**Problem statement:** Collect all lines from the listing that include the string "values".

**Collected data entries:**
***
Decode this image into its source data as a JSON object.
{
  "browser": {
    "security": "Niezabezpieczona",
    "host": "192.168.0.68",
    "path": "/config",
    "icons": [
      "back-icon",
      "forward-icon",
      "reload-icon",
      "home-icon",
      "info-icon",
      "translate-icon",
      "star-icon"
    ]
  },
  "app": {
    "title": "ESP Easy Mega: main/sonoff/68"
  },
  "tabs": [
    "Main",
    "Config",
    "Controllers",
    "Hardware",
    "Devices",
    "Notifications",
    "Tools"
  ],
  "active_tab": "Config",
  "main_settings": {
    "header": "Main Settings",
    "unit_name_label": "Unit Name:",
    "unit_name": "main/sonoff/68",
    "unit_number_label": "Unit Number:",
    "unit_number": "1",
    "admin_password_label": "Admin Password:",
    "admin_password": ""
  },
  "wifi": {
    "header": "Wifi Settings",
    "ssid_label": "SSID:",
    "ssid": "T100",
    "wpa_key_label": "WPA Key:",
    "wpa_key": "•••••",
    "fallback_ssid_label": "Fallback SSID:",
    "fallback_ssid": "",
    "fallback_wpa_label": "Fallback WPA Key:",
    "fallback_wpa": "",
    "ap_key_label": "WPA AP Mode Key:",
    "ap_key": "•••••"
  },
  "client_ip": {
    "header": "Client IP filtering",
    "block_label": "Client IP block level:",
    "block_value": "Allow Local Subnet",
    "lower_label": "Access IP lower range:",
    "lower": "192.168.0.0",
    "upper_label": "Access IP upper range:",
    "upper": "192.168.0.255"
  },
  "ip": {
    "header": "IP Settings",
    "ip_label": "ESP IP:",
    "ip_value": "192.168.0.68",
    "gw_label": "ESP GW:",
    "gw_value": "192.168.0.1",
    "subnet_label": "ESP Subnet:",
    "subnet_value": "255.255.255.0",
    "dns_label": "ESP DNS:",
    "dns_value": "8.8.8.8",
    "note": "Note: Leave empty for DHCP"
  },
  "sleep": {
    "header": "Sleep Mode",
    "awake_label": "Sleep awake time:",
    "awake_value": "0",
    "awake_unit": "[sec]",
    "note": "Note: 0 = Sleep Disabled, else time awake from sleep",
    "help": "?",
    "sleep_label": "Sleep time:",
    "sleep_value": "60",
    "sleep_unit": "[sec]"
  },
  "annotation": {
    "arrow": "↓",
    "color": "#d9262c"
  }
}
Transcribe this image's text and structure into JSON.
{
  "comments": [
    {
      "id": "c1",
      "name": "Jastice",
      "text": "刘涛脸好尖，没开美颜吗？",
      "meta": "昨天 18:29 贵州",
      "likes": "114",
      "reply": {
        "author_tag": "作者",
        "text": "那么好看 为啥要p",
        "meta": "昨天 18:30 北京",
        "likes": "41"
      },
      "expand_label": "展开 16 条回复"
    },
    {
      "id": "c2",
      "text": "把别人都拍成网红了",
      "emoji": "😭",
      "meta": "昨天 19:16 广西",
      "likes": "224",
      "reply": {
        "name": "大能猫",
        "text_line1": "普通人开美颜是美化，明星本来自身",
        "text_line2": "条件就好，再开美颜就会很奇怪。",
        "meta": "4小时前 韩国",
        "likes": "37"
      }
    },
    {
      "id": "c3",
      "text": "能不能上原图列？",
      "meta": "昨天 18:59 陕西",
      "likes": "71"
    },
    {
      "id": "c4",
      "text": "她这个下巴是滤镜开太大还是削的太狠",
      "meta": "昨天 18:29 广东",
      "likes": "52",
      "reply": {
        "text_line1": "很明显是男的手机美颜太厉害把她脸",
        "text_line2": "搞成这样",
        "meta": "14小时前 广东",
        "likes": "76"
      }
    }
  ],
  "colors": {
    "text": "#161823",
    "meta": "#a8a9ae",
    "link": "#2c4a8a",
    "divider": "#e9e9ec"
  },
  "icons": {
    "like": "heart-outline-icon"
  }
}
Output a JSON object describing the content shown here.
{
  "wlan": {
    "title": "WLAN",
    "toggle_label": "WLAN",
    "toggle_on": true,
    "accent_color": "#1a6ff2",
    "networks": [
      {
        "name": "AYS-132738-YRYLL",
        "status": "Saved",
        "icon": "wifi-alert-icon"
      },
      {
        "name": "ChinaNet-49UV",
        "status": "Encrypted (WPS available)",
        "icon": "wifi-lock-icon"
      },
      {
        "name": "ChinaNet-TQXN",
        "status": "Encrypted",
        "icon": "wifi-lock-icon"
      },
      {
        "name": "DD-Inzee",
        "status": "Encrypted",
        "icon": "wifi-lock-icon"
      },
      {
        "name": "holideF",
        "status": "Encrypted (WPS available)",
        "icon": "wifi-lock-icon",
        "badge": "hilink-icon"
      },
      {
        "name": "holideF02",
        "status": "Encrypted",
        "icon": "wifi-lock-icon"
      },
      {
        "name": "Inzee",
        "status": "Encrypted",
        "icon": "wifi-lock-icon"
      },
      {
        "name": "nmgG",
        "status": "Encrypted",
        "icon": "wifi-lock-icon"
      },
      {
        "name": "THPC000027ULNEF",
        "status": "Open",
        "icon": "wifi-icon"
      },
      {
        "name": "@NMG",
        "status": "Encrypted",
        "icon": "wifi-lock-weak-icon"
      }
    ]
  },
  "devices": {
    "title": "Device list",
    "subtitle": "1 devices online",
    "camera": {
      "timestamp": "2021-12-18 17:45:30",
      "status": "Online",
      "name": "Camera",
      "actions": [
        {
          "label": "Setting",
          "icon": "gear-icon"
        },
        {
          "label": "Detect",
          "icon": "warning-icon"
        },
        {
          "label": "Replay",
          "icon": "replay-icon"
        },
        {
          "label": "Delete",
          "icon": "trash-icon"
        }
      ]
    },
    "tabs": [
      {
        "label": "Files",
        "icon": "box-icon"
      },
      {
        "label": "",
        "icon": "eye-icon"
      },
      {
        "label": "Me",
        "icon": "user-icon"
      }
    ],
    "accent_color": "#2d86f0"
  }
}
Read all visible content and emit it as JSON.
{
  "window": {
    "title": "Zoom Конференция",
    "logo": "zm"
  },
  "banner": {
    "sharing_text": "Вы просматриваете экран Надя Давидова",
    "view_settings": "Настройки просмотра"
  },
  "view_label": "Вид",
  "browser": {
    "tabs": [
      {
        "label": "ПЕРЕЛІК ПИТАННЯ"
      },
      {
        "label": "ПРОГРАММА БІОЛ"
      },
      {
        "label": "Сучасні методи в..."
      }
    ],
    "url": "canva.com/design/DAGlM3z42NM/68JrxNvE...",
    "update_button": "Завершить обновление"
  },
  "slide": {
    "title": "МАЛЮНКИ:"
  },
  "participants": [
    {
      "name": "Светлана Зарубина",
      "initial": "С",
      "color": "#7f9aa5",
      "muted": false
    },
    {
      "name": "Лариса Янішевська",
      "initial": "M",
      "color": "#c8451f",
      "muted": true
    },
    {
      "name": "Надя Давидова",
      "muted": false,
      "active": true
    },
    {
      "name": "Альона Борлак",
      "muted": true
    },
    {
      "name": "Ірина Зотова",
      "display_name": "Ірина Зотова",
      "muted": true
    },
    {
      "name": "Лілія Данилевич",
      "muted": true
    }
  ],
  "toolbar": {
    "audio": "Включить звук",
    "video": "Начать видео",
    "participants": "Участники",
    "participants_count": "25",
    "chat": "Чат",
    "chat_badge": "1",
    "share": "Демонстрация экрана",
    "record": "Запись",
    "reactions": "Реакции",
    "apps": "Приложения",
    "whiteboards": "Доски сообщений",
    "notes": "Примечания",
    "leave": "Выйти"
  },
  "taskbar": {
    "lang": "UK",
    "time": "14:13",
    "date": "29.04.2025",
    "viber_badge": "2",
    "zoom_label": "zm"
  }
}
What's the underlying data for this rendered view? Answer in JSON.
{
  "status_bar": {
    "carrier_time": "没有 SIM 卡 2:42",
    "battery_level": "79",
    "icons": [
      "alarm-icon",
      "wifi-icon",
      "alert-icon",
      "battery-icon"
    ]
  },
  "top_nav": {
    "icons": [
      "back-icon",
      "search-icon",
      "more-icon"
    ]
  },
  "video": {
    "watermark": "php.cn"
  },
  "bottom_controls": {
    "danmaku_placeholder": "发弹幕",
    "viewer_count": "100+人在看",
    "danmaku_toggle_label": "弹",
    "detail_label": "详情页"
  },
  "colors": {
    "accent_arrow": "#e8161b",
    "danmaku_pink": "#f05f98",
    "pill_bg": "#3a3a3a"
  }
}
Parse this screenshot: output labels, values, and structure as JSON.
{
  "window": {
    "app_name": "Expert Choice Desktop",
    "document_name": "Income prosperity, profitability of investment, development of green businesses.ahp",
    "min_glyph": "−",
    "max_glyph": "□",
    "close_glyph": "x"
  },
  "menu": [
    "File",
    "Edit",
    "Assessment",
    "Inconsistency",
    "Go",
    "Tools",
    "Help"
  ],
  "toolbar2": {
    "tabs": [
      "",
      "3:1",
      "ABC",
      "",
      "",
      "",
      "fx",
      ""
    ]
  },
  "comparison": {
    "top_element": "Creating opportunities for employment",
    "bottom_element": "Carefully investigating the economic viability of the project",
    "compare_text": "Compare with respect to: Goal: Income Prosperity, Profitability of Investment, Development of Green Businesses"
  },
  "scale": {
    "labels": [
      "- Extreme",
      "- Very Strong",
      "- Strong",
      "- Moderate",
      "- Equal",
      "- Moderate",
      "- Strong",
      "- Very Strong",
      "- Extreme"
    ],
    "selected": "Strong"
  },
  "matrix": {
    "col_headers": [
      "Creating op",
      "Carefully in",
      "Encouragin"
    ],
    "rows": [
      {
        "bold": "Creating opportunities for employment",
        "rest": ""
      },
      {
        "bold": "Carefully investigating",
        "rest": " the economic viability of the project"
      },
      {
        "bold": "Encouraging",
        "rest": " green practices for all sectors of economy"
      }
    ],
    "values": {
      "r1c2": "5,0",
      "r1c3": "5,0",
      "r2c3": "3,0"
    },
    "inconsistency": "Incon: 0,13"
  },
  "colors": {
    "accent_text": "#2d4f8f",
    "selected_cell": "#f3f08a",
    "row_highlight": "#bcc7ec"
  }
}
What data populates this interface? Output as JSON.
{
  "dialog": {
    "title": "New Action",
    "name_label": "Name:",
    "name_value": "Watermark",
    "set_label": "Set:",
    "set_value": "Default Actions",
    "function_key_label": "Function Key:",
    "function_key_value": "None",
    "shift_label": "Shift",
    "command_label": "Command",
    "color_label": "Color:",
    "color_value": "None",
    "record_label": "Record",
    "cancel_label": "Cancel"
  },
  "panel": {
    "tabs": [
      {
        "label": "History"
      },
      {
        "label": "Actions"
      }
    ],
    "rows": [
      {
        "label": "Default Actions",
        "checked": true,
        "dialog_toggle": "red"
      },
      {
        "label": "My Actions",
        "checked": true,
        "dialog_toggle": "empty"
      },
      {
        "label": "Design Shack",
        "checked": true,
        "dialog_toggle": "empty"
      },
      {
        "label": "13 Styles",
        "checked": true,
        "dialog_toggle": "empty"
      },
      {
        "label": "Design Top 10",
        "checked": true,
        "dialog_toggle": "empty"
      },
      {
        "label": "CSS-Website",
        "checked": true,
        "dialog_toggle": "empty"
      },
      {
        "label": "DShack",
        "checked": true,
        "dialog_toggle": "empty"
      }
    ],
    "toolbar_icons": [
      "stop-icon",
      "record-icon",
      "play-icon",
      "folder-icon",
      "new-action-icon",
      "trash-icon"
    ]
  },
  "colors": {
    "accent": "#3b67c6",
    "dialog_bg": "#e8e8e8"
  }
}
***
**Correct result:**
Parse this screenshot: output labels, values, and structure as JSON.
    "values": {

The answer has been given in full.